Report how many lines contain "background". The answer is a single number.
───── EXCERPTED DATA ─────
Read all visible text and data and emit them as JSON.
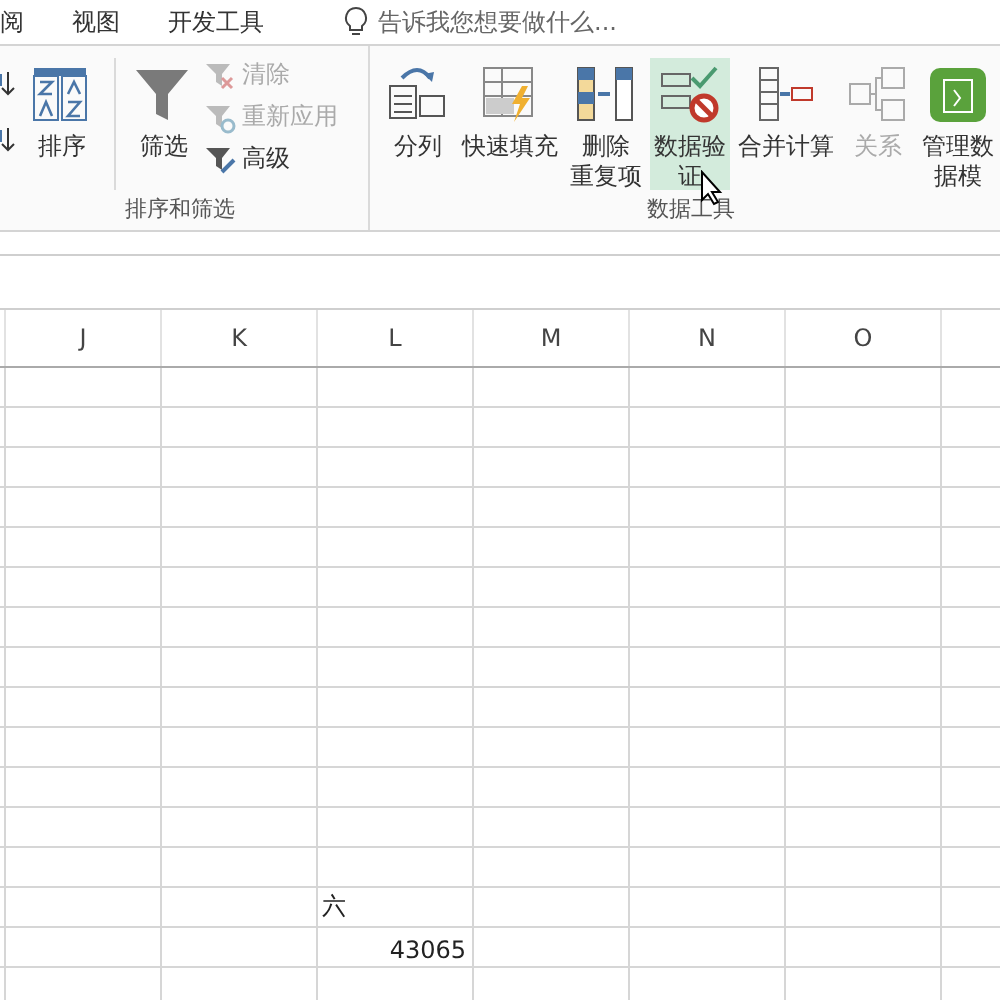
{
  "tabs": [
    {
      "label": "阅",
      "selected": false
    },
    {
      "label": "视图",
      "selected": false
    },
    {
      "label": "开发工具",
      "selected": false
    }
  ],
  "tell_me": {
    "placeholder": "告诉我您想要做什么..."
  },
  "groups": [
    {
      "label": "排序和筛选",
      "items": [
        {
          "kind": "sortstack"
        },
        {
          "kind": "large",
          "label": [
            "排序"
          ],
          "disabled": false,
          "highlighted": false
        },
        {
          "kind": "large",
          "label": [
            "筛选"
          ],
          "disabled": false,
          "highlighted": false
        },
        {
          "kind": "small",
          "items": [
            {
              "label": "清除",
              "disabled": true
            },
            {
              "label": "重新应用",
              "disabled": true
            },
            {
              "label": "高级",
              "disabled": false
            }
          ]
        }
      ]
    },
    {
      "label": "数据工具",
      "items": [
        {
          "kind": "large",
          "label": [
            "分列"
          ],
          "disabled": false,
          "highlighted": false
        },
        {
          "kind": "large",
          "label": [
            "快速填充"
          ],
          "disabled": false,
          "highlighted": false
        },
        {
          "kind": "large",
          "label": [
            "删除",
            "重复项"
          ],
          "disabled": false,
          "highlighted": false
        },
        {
          "kind": "large",
          "label": [
            "数据验",
            "证"
          ],
          "disabled": false,
          "highlighted": true
        },
        {
          "kind": "large",
          "label": [
            "合并计算"
          ],
          "disabled": false,
          "highlighted": false
        },
        {
          "kind": "large",
          "label": [
            "关系"
          ],
          "disabled": true,
          "highlighted": false
        },
        {
          "kind": "large",
          "label": [
            "管理数",
            "据模"
          ],
          "disabled": false,
          "highlighted": false
        }
      ]
    }
  ],
  "columns": [
    "J",
    "K",
    "L",
    "M",
    "N",
    "O"
  ],
  "cells": [
    {
      "text": "六",
      "kind": "text"
    },
    {
      "text": "43065",
      "kind": "number"
    }
  ]
}
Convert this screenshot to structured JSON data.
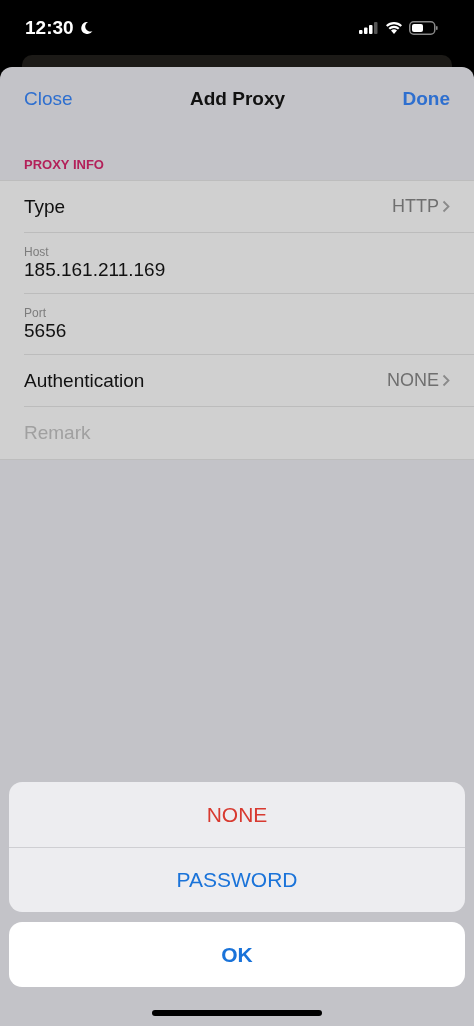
{
  "status_bar": {
    "time": "12:30"
  },
  "nav": {
    "left": "Close",
    "title": "Add Proxy",
    "right": "Done"
  },
  "section": {
    "header": "PROXY INFO",
    "rows": [
      {
        "kind": "disclosure",
        "label": "Type",
        "value": "HTTP"
      },
      {
        "kind": "field",
        "label": "Host",
        "value": "185.161.211.169"
      },
      {
        "kind": "field",
        "label": "Port",
        "value": "5656"
      },
      {
        "kind": "disclosure",
        "label": "Authentication",
        "value": "NONE"
      },
      {
        "kind": "empty",
        "placeholder": "Remark"
      }
    ]
  },
  "action_sheet": {
    "options": [
      {
        "label": "NONE",
        "kind": "destructive"
      },
      {
        "label": "PASSWORD",
        "kind": "default"
      }
    ],
    "cancel": "OK"
  }
}
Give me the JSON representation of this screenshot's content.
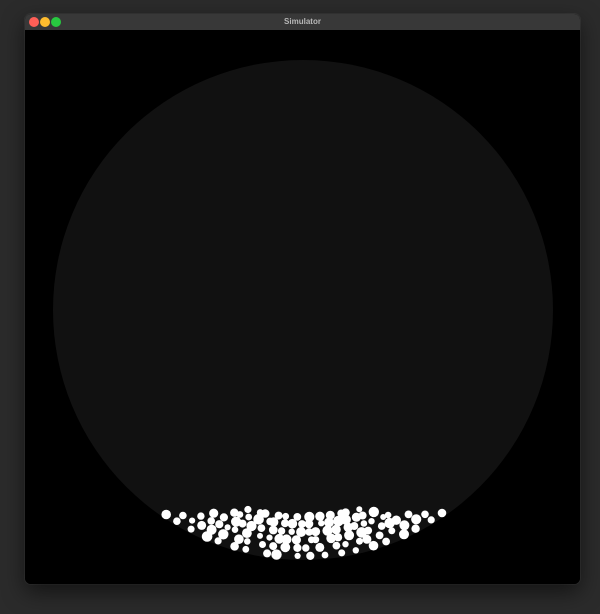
{
  "window": {
    "title": "Simulator",
    "controls": [
      "close",
      "minimize",
      "zoom"
    ]
  },
  "simulation": {
    "arena_shape": "circle",
    "colors": {
      "background": "#000000",
      "arena": "#111111",
      "particle": "#ffffff",
      "close_button": "#ff5f57",
      "minimize_button": "#febc2e",
      "zoom_button": "#28c840"
    }
  }
}
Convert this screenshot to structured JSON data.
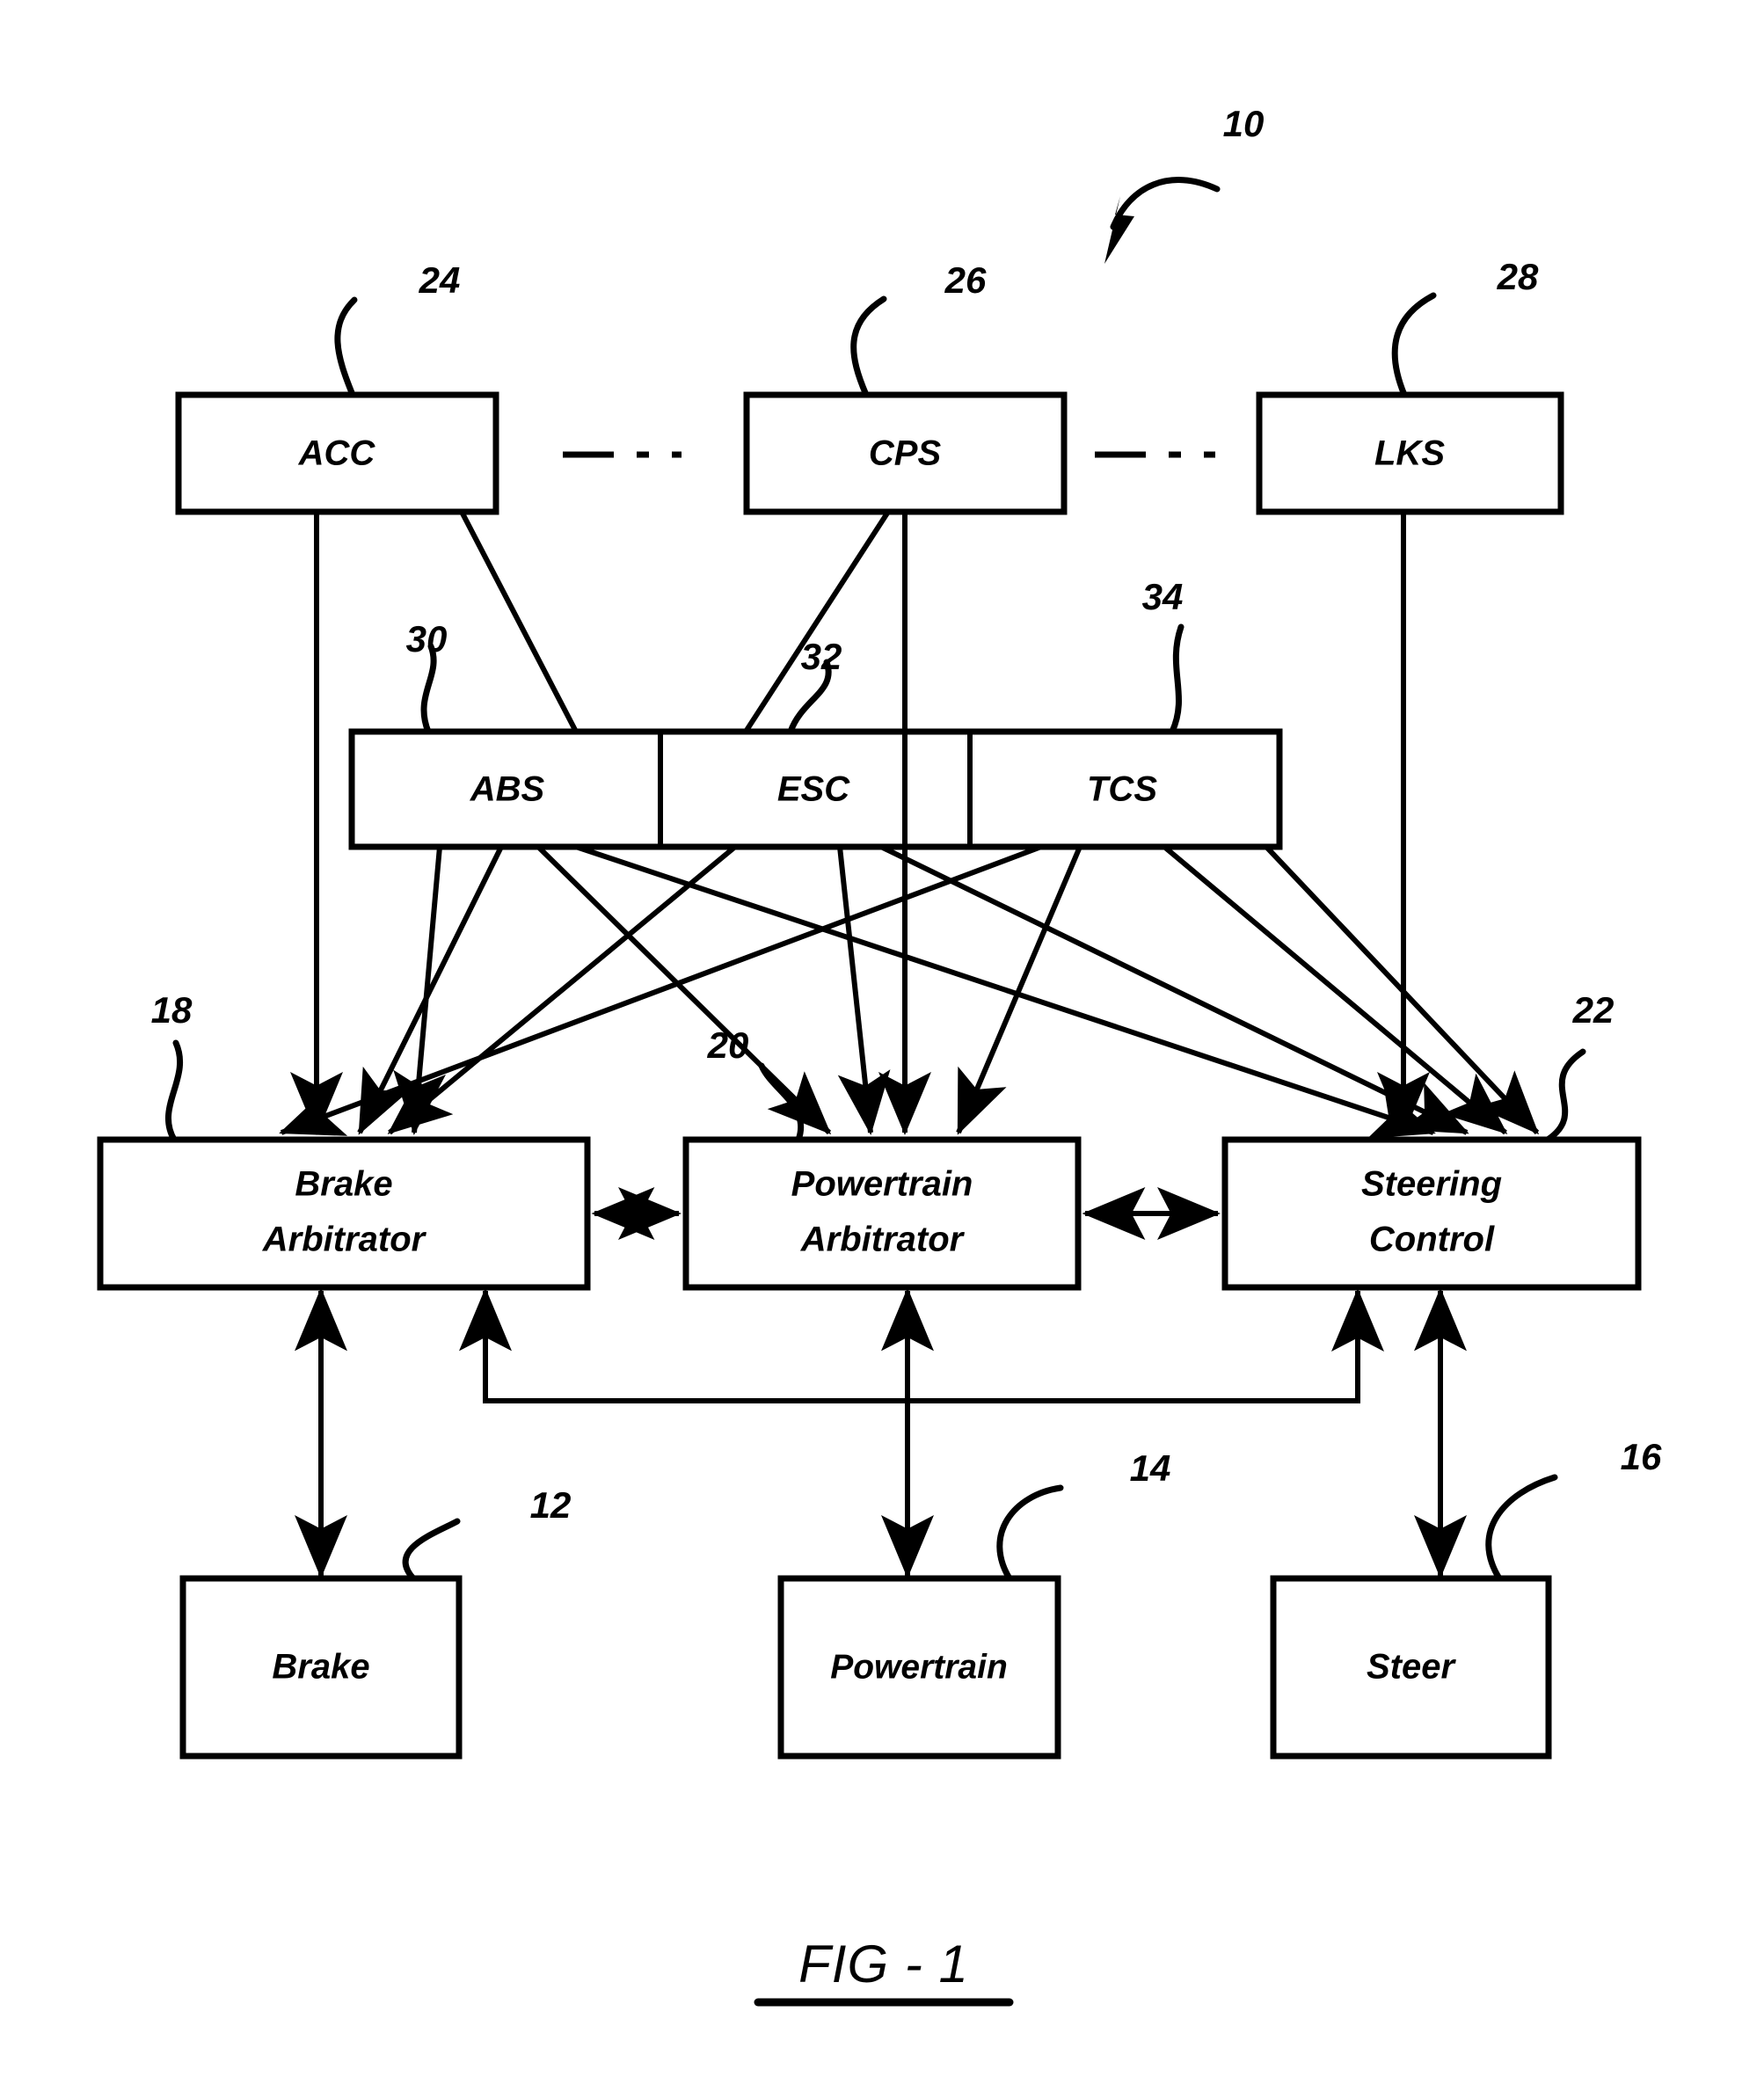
{
  "figure": {
    "caption": "FIG - 1",
    "system_ref": "10"
  },
  "nodes": {
    "top_row": [
      {
        "id": "acc",
        "label": "ACC",
        "ref": "24"
      },
      {
        "id": "cps",
        "label": "CPS",
        "ref": "26"
      },
      {
        "id": "lks",
        "label": "LKS",
        "ref": "28"
      }
    ],
    "middle_row": [
      {
        "id": "abs",
        "label": "ABS",
        "ref": "30"
      },
      {
        "id": "esc",
        "label": "ESC",
        "ref": "32"
      },
      {
        "id": "tcs",
        "label": "TCS",
        "ref": "34"
      }
    ],
    "arbitrator_row": [
      {
        "id": "brake_arbitrator",
        "label_line1": "Brake",
        "label_line2": "Arbitrator",
        "ref": "18"
      },
      {
        "id": "powertrain_arbitrator",
        "label_line1": "Powertrain",
        "label_line2": "Arbitrator",
        "ref": "20"
      },
      {
        "id": "steering_control",
        "label_line1": "Steering",
        "label_line2": "Control",
        "ref": "22"
      }
    ],
    "actuator_row": [
      {
        "id": "brake",
        "label": "Brake",
        "ref": "12"
      },
      {
        "id": "powertrain",
        "label": "Powertrain",
        "ref": "14"
      },
      {
        "id": "steer",
        "label": "Steer",
        "ref": "16"
      }
    ]
  },
  "colors": {
    "stroke": "#000000",
    "fill": "#ffffff",
    "background": "#ffffff"
  }
}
─────
RESPONSE TO THIS EXERCISE = 2